| Written instruction |
Quote all entries in full, exactly.

-------------------------

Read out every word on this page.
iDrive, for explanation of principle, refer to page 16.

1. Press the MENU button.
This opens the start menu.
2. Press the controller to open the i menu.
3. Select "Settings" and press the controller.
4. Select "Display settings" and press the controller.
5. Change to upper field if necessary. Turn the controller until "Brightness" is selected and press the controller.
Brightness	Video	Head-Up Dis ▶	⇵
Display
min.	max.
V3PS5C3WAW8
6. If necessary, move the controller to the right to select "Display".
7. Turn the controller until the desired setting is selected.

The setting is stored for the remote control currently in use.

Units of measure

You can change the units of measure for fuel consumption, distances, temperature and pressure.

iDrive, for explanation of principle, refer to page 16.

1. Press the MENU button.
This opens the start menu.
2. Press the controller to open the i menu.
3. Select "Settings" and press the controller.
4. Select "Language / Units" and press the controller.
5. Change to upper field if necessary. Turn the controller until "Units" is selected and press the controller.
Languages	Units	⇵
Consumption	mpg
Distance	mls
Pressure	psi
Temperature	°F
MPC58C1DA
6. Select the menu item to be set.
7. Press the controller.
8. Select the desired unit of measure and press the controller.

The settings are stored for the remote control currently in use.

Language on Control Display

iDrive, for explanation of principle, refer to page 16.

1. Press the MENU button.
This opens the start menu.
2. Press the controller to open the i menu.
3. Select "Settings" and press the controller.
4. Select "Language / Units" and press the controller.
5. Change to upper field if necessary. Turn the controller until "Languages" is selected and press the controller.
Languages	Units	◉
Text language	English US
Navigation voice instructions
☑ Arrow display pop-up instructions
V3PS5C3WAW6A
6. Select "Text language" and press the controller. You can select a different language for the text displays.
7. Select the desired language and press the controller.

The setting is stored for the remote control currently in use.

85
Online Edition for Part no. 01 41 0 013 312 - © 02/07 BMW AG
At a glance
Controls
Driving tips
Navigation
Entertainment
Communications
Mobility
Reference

-------------------------

| Response for this exercise |
Read out every word on this page.
iDrive, for explanation of principle, refer to page 16.

1. Press the MENU button.
This opens the start menu.
2. Press the controller to open the i menu.
3. Select "Settings" and press the controller.
4. Select "Display settings" and press the controller.
5. Change to upper field if necessary. Turn the controller until "Brightness" is selected and press the controller.
Brightness	Video	Head-Up Dis ▶	⇵
Display
min.	max.
V3PS5C3WAW8
6. If necessary, move the controller to the right to select "Display".
7. Turn the controller until the desired setting is selected.

The setting is stored for the remote control currently in use.

Units of measure

You can change the units of measure for fuel consumption, distances, temperature and pressure.

iDrive, for explanation of principle, refer to page 16.

1. Press the MENU button.
This opens the start menu.
2. Press the controller to open the i menu.
3. Select "Settings" and press the controller.
4. Select "Language / Units" and press the controller.
5. Change to upper field if necessary. Turn the controller until "Units" is selected and press the controller.
Languages	Units	⇵
Consumption	mpg
Distance	mls
Pressure	psi
Temperature	°F
MPC58C1DA
6. Select the menu item to be set.
7. Press the controller.
8. Select the desired unit of measure and press the controller.

The settings are stored for the remote control currently in use.

Language on Control Display

iDrive, for explanation of principle, refer to page 16.

1. Press the MENU button.
This opens the start menu.
2. Press the controller to open the i menu.
3. Select "Settings" and press the controller.
4. Select "Language / Units" and press the controller.
5. Change to upper field if necessary. Turn the controller until "Languages" is selected and press the controller.
Languages	Units	◉
Text language	English US
Navigation voice instructions
☑ Arrow display pop-up instructions
V3PS5C3WAW6A
6. Select "Text language" and press the controller. You can select a different language for the text displays.
7. Select the desired language and press the controller.

The setting is stored for the remote control currently in use.

85
Online Edition for Part no. 01 41 0 013 312 - © 02/07 BMW AG
At a glance
Controls
Driving tips
Navigation
Entertainment
Communications
Mobility
Reference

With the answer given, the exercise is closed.